Dataset records
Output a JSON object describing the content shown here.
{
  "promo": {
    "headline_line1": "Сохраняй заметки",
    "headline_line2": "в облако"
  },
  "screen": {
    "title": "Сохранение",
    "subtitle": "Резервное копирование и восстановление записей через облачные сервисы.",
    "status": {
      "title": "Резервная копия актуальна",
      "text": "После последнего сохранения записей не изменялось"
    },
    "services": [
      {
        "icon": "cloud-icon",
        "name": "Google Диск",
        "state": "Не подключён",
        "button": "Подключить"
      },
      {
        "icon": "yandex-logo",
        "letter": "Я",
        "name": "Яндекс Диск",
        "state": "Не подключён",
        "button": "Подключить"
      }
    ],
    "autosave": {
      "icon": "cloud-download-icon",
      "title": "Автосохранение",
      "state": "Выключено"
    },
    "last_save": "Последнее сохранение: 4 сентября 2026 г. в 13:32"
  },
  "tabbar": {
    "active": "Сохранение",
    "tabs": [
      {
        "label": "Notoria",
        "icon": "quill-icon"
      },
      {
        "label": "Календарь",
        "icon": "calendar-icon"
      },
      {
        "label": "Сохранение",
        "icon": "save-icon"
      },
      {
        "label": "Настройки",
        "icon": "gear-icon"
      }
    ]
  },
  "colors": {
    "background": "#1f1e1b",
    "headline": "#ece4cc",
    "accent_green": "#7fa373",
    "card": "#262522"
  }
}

What is required:
Make an exact copy of all the data.

Solution:
Output a JSON object describing the content shown here.
{
  "promo": {
    "headline_line1": "Сохраняй заметки",
    "headline_line2": "в облако"
  },
  "screen": {
    "title": "Сохранение",
    "subtitle": "Резервное копирование и восстановление записей через облачные сервисы.",
    "status": {
      "title": "Резервная копия актуальна",
      "text": "После последнего сохранения записей не изменялось"
    },
    "services": [
      {
        "icon": "cloud-icon",
        "name": "Google Диск",
        "state": "Не подключён",
        "button": "Подключить"
      },
      {
        "icon": "yandex-logo",
        "letter": "Я",
        "name": "Яндекс Диск",
        "state": "Не подключён",
        "button": "Подключить"
      }
    ],
    "autosave": {
      "icon": "cloud-download-icon",
      "title": "Автосохранение",
      "state": "Выключено"
    },
    "last_save": "Последнее сохранение: 4 сентября 2026 г. в 13:32"
  },
  "tabbar": {
    "active": "Сохранение",
    "tabs": [
      {
        "label": "Notoria",
        "icon": "quill-icon"
      },
      {
        "label": "Календарь",
        "icon": "calendar-icon"
      },
      {
        "label": "Сохранение",
        "icon": "save-icon"
      },
      {
        "label": "Настройки",
        "icon": "gear-icon"
      }
    ]
  },
  "colors": {
    "background": "#1f1e1b",
    "headline": "#ece4cc",
    "accent_green": "#7fa373",
    "card": "#262522"
  }
}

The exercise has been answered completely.